━━━ SOURCE MATERIAL

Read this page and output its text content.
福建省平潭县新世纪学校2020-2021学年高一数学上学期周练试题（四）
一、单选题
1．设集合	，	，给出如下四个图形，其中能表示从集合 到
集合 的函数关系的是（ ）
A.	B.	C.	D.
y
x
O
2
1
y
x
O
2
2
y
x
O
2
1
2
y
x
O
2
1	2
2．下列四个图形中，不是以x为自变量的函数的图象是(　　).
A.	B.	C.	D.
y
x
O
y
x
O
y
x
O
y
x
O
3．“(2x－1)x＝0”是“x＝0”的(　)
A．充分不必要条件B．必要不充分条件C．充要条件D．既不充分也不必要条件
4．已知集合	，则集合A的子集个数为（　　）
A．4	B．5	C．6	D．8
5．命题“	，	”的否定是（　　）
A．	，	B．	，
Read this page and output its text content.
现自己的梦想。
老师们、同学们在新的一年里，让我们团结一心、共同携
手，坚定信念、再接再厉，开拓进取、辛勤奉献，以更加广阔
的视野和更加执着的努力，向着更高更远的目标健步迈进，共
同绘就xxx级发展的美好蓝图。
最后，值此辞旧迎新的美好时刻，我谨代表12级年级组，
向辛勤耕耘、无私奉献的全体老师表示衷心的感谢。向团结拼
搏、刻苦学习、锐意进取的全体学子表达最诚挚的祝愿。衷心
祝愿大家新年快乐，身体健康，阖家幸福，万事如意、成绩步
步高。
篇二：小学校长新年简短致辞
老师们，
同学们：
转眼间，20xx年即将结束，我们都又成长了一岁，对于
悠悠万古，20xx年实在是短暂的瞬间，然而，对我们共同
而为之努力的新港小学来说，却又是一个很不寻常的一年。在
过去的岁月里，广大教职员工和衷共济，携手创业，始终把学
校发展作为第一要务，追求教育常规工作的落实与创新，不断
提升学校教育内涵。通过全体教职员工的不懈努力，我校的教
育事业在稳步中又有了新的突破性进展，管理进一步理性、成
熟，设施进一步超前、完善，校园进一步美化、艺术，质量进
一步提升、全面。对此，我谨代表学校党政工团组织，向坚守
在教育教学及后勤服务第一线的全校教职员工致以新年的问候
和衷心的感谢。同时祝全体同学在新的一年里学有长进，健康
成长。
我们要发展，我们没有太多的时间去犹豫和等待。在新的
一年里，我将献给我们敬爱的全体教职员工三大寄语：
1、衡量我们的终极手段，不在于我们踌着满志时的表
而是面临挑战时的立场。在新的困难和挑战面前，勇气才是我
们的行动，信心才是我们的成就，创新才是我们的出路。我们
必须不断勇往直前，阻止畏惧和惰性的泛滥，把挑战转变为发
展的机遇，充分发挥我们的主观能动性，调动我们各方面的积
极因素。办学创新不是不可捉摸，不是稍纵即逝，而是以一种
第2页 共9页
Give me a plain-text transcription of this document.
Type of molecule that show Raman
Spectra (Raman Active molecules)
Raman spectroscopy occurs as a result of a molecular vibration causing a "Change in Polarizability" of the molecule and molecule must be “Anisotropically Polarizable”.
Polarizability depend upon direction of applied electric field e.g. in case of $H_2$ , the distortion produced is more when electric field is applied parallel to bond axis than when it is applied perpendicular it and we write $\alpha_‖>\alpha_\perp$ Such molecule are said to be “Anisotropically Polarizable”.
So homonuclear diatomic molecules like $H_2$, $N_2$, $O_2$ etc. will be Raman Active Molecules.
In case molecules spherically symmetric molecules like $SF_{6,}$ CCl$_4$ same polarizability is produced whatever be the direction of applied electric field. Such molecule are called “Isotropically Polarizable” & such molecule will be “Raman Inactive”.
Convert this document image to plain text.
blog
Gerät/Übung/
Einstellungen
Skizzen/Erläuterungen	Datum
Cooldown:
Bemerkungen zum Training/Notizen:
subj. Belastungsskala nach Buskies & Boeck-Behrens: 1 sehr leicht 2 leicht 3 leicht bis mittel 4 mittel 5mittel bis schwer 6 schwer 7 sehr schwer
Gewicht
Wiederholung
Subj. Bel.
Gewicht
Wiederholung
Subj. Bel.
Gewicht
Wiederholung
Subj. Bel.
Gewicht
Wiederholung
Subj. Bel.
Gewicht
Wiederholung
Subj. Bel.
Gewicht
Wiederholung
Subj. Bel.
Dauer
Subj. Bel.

━━━━━━

(TASK BRIEF): Restate the whole of the material exactly.

(PROBLEM SOLUTION):
Read this page and output its text content.
福建省平潭县新世纪学校2020-2021学年高一数学上学期周练试题（四）
一、单选题
1．设集合	，	，给出如下四个图形，其中能表示从集合 到
集合 的函数关系的是（ ）
A.	B.	C.	D.
y
x
O
2
1
y
x
O
2
2
y
x
O
2
1
2
y
x
O
2
1	2
2．下列四个图形中，不是以x为自变量的函数的图象是(　　).
A.	B.	C.	D.
y
x
O
y
x
O
y
x
O
y
x
O
3．“(2x－1)x＝0”是“x＝0”的(　)
A．充分不必要条件B．必要不充分条件C．充要条件D．既不充分也不必要条件
4．已知集合	，则集合A的子集个数为（　　）
A．4	B．5	C．6	D．8
5．命题“	，	”的否定是（　　）
A．	，	B．	，
Read this page and output its text content.
现自己的梦想。
老师们、同学们在新的一年里，让我们团结一心、共同携
手，坚定信念、再接再厉，开拓进取、辛勤奉献，以更加广阔
的视野和更加执着的努力，向着更高更远的目标健步迈进，共
同绘就xxx级发展的美好蓝图。
最后，值此辞旧迎新的美好时刻，我谨代表12级年级组，
向辛勤耕耘、无私奉献的全体老师表示衷心的感谢。向团结拼
搏、刻苦学习、锐意进取的全体学子表达最诚挚的祝愿。衷心
祝愿大家新年快乐，身体健康，阖家幸福，万事如意、成绩步
步高。
篇二：小学校长新年简短致辞
老师们，
同学们：
转眼间，20xx年即将结束，我们都又成长了一岁，对于
悠悠万古，20xx年实在是短暂的瞬间，然而，对我们共同
而为之努力的新港小学来说，却又是一个很不寻常的一年。在
过去的岁月里，广大教职员工和衷共济，携手创业，始终把学
校发展作为第一要务，追求教育常规工作的落实与创新，不断
提升学校教育内涵。通过全体教职员工的不懈努力，我校的教
育事业在稳步中又有了新的突破性进展，管理进一步理性、成
熟，设施进一步超前、完善，校园进一步美化、艺术，质量进
一步提升、全面。对此，我谨代表学校党政工团组织，向坚守
在教育教学及后勤服务第一线的全校教职员工致以新年的问候
和衷心的感谢。同时祝全体同学在新的一年里学有长进，健康
成长。
我们要发展，我们没有太多的时间去犹豫和等待。在新的
一年里，我将献给我们敬爱的全体教职员工三大寄语：
1、衡量我们的终极手段，不在于我们踌着满志时的表
而是面临挑战时的立场。在新的困难和挑战面前，勇气才是我
们的行动，信心才是我们的成就，创新才是我们的出路。我们
必须不断勇往直前，阻止畏惧和惰性的泛滥，把挑战转变为发
展的机遇，充分发挥我们的主观能动性，调动我们各方面的积
极因素。办学创新不是不可捉摸，不是稍纵即逝，而是以一种
第2页 共9页
Give me a plain-text transcription of this document.
Type of molecule that show Raman
Spectra (Raman Active molecules)
Raman spectroscopy occurs as a result of a molecular vibration causing a "Change in Polarizability" of the molecule and molecule must be “Anisotropically Polarizable”.
Polarizability depend upon direction of applied electric field e.g. in case of $H_2$ , the distortion produced is more when electric field is applied parallel to bond axis than when it is applied perpendicular it and we write $\alpha_‖>\alpha_\perp$ Such molecule are said to be “Anisotropically Polarizable”.
So homonuclear diatomic molecules like $H_2$, $N_2$, $O_2$ etc. will be Raman Active Molecules.
In case molecules spherically symmetric molecules like $SF_{6,}$ CCl$_4$ same polarizability is produced whatever be the direction of applied electric field. Such molecule are called “Isotropically Polarizable” & such molecule will be “Raman Inactive”.
Convert this document image to plain text.
blog
Gerät/Übung/
Einstellungen
Skizzen/Erläuterungen	Datum
Cooldown:
Bemerkungen zum Training/Notizen:
subj. Belastungsskala nach Buskies & Boeck-Behrens: 1 sehr leicht 2 leicht 3 leicht bis mittel 4 mittel 5mittel bis schwer 6 schwer 7 sehr schwer
Gewicht
Wiederholung
Subj. Bel.
Gewicht
Wiederholung
Subj. Bel.
Gewicht
Wiederholung
Subj. Bel.
Gewicht
Wiederholung
Subj. Bel.
Gewicht
Wiederholung
Subj. Bel.
Gewicht
Wiederholung
Subj. Bel.
Dauer
Subj. Bel.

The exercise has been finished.